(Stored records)
- - - -

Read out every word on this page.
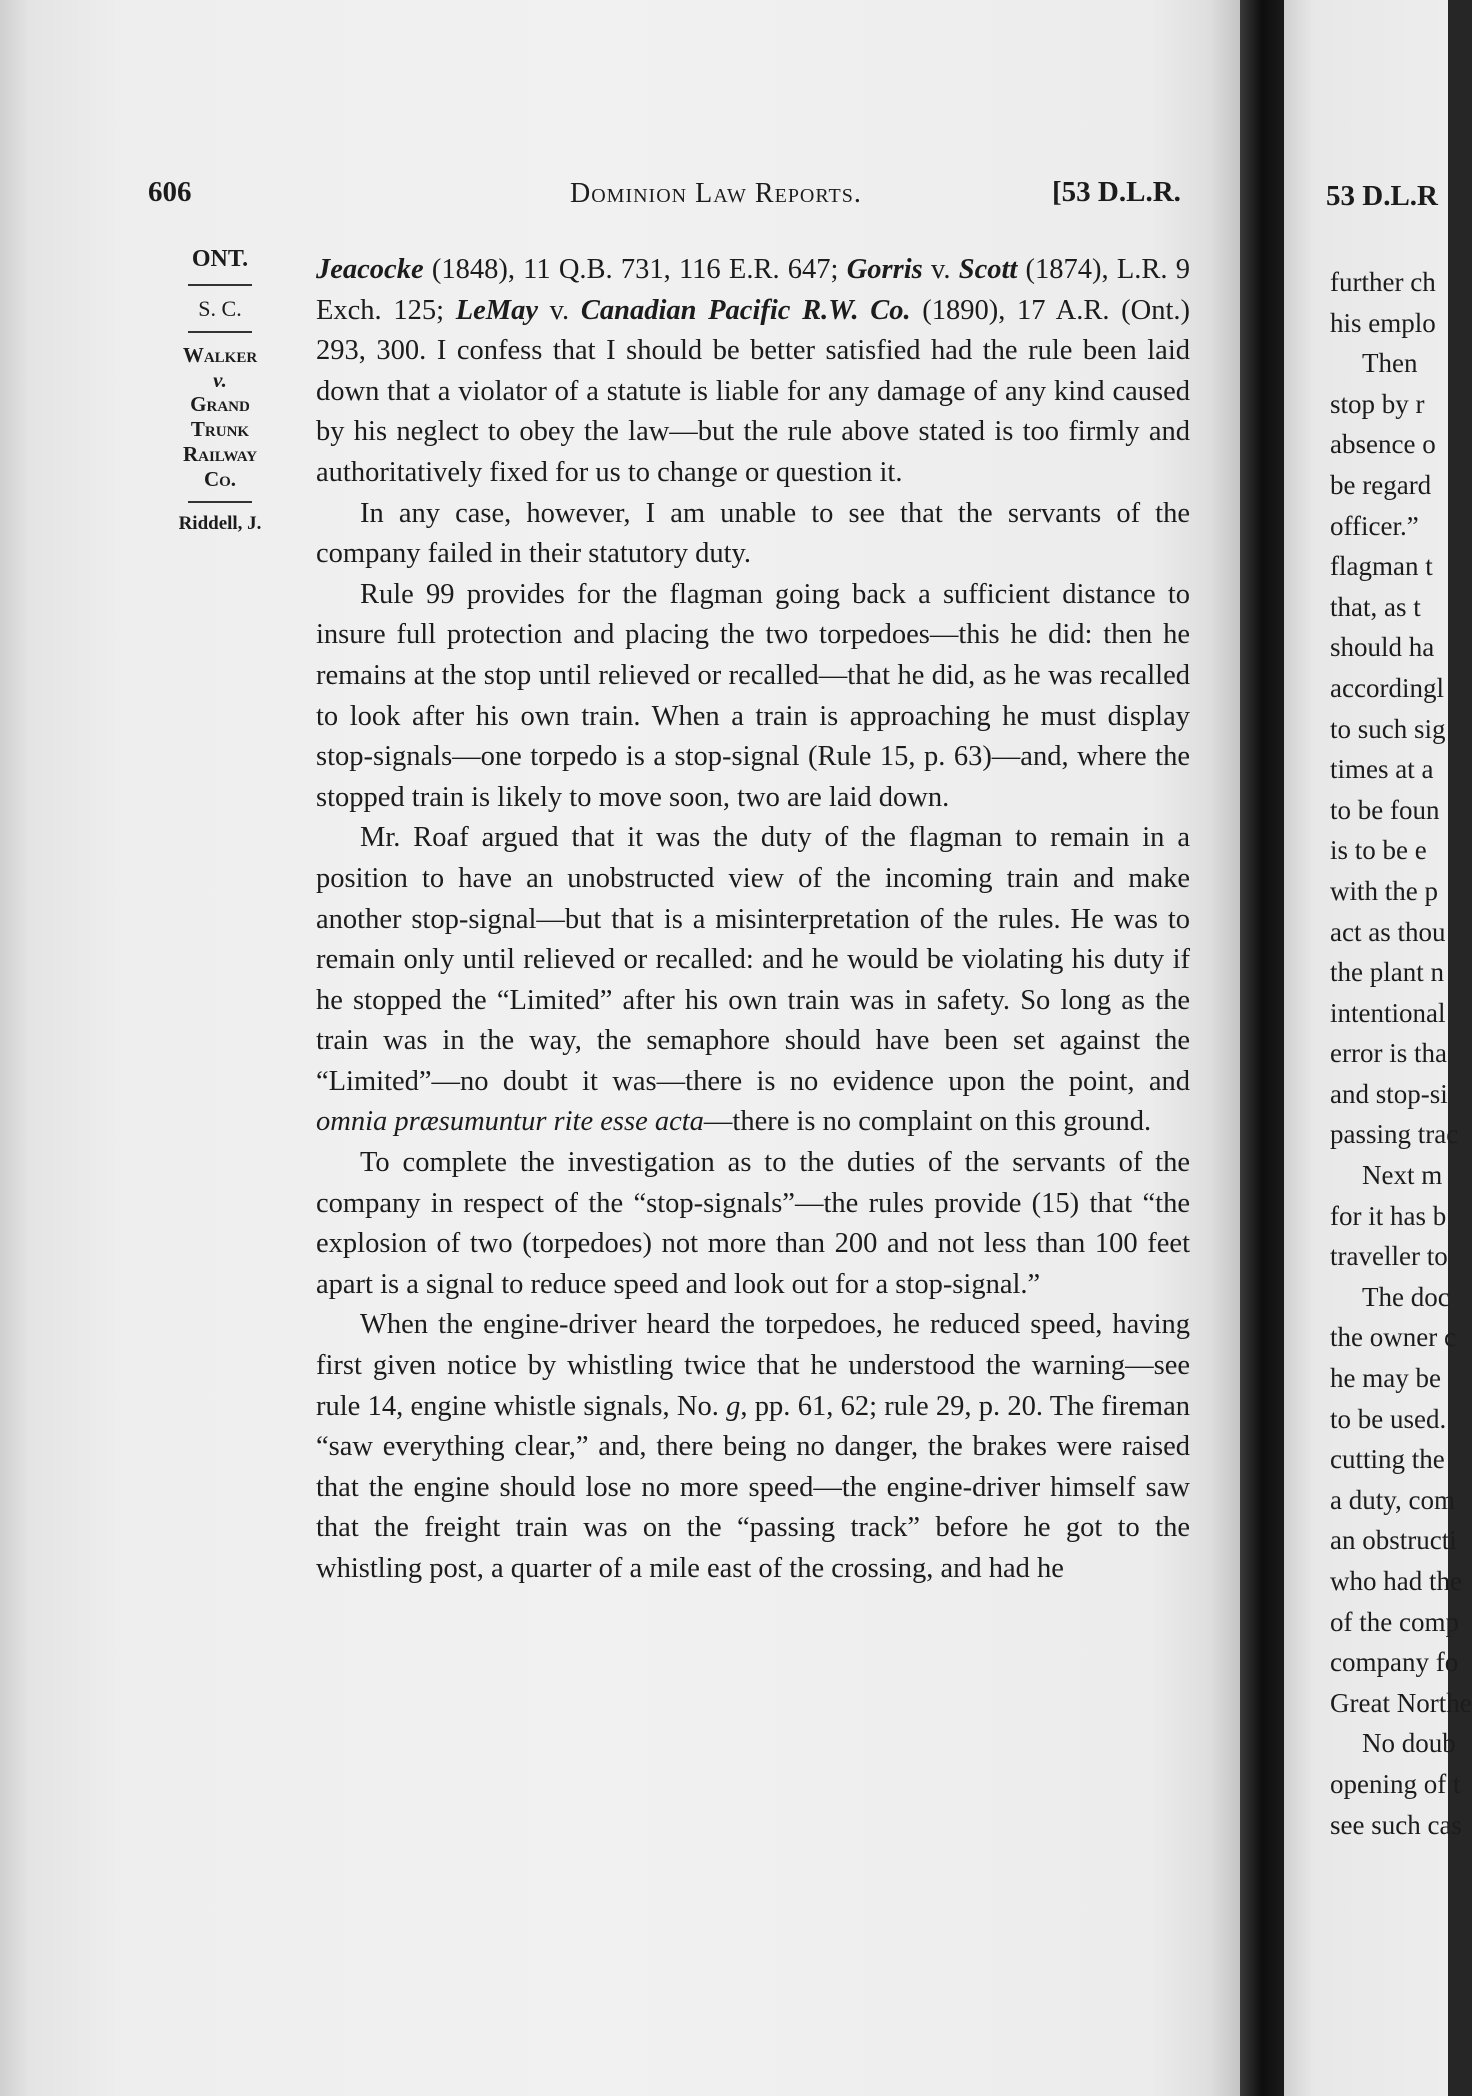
606	Dominion Law Reports.	[53 D.L.R.
ONT.
S. C.
Walker
v.
Grand
Trunk
Railway
Co.
Riddell, J.

Jeacocke (1848), 11 Q.B. 731, 116 E.R. 647; Gorris v. Scott (1874), L.R. 9 Exch. 125; LeMay v. Canadian Pacific R.W. Co. (1890), 17 A.R. (Ont.) 293, 300. I confess that I should be better satisfied had the rule been laid down that a violator of a statute is liable for any damage of any kind caused by his neglect to obey the law—but the rule above stated is too firmly and authoritatively fixed for us to change or question it.

In any case, however, I am unable to see that the servants of the company failed in their statutory duty.

Rule 99 provides for the flagman going back a sufficient distance to insure full protection and placing the two torpedoes—this he did: then he remains at the stop until relieved or recalled—that he did, as he was recalled to look after his own train. When a train is approaching he must display stop-signals—one torpedo is a stop-signal (Rule 15, p. 63)—and, where the stopped train is likely to move soon, two are laid down.

Mr. Roaf argued that it was the duty of the flagman to remain in a position to have an unobstructed view of the incoming train and make another stop-signal—but that is a misinterpretation of the rules. He was to remain only until relieved or recalled: and he would be violating his duty if he stopped the “Limited” after his own train was in safety. So long as the train was in the way, the semaphore should have been set against the “Limited”—no doubt it was—there is no evidence upon the point, and omnia præsumuntur rite esse acta—there is no complaint on this ground.

To complete the investigation as to the duties of the servants of the company in respect of the “stop-signals”—the rules provide (15) that “the explosion of two (torpedoes) not more than 200 and not less than 100 feet apart is a signal to reduce speed and look out for a stop-signal.”

When the engine-driver heard the torpedoes, he reduced speed, having first given notice by whistling twice that he understood the warning—see rule 14, engine whistle signals, No. g, pp. 61, 62; rule 29, p. 20. The fireman “saw everything clear,” and, there being no danger, the brakes were raised that the engine should lose no more speed—the engine-driver himself saw that the freight train was on the “passing track” before he got to the whistling post, a quarter of a mile east of the crossing, and had he

53 D.L.R
further ch
his emplo
Then
stop by r
absence o
be regard
officer.”
flagman t
that, as t
should ha
accordingl
to such sig
times at a
to be foun
is to be e
with the p
act as thou
the plant n
intentional
error is tha
and stop-si
passing trac
Next m
for it has b
traveller to
The doc
the owner c
he may be
to be used.
cutting the
a duty, com
an obstructi
who had the
of the comp
company fo
Great Northe
No doub
opening of t
see such cas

- - - -

▶ Aim of the exercise
Transcribe the material exactly, keeping every word and none of the pictures.

▶ Exercise answer
Read out every word on this page.
606	Dominion Law Reports.	[53 D.L.R.
ONT.
S. C.
Walker
v.
Grand
Trunk
Railway
Co.
Riddell, J.

Jeacocke (1848), 11 Q.B. 731, 116 E.R. 647; Gorris v. Scott (1874), L.R. 9 Exch. 125; LeMay v. Canadian Pacific R.W. Co. (1890), 17 A.R. (Ont.) 293, 300. I confess that I should be better satisfied had the rule been laid down that a violator of a statute is liable for any damage of any kind caused by his neglect to obey the law—but the rule above stated is too firmly and authoritatively fixed for us to change or question it.

In any case, however, I am unable to see that the servants of the company failed in their statutory duty.

Rule 99 provides for the flagman going back a sufficient distance to insure full protection and placing the two torpedoes—this he did: then he remains at the stop until relieved or recalled—that he did, as he was recalled to look after his own train. When a train is approaching he must display stop-signals—one torpedo is a stop-signal (Rule 15, p. 63)—and, where the stopped train is likely to move soon, two are laid down.

Mr. Roaf argued that it was the duty of the flagman to remain in a position to have an unobstructed view of the incoming train and make another stop-signal—but that is a misinterpretation of the rules. He was to remain only until relieved or recalled: and he would be violating his duty if he stopped the “Limited” after his own train was in safety. So long as the train was in the way, the semaphore should have been set against the “Limited”—no doubt it was—there is no evidence upon the point, and omnia præsumuntur rite esse acta—there is no complaint on this ground.

To complete the investigation as to the duties of the servants of the company in respect of the “stop-signals”—the rules provide (15) that “the explosion of two (torpedoes) not more than 200 and not less than 100 feet apart is a signal to reduce speed and look out for a stop-signal.”

When the engine-driver heard the torpedoes, he reduced speed, having first given notice by whistling twice that he understood the warning—see rule 14, engine whistle signals, No. g, pp. 61, 62; rule 29, p. 20. The fireman “saw everything clear,” and, there being no danger, the brakes were raised that the engine should lose no more speed—the engine-driver himself saw that the freight train was on the “passing track” before he got to the whistling post, a quarter of a mile east of the crossing, and had he

53 D.L.R
further ch
his emplo
Then
stop by r
absence o
be regard
officer.”
flagman t
that, as t
should ha
accordingl
to such sig
times at a
to be foun
is to be e
with the p
act as thou
the plant n
intentional
error is tha
and stop-si
passing trac
Next m
for it has b
traveller to
The doc
the owner c
he may be
to be used.
cutting the
a duty, com
an obstructi
who had the
of the comp
company fo
Great Northe
No doub
opening of t
see such cas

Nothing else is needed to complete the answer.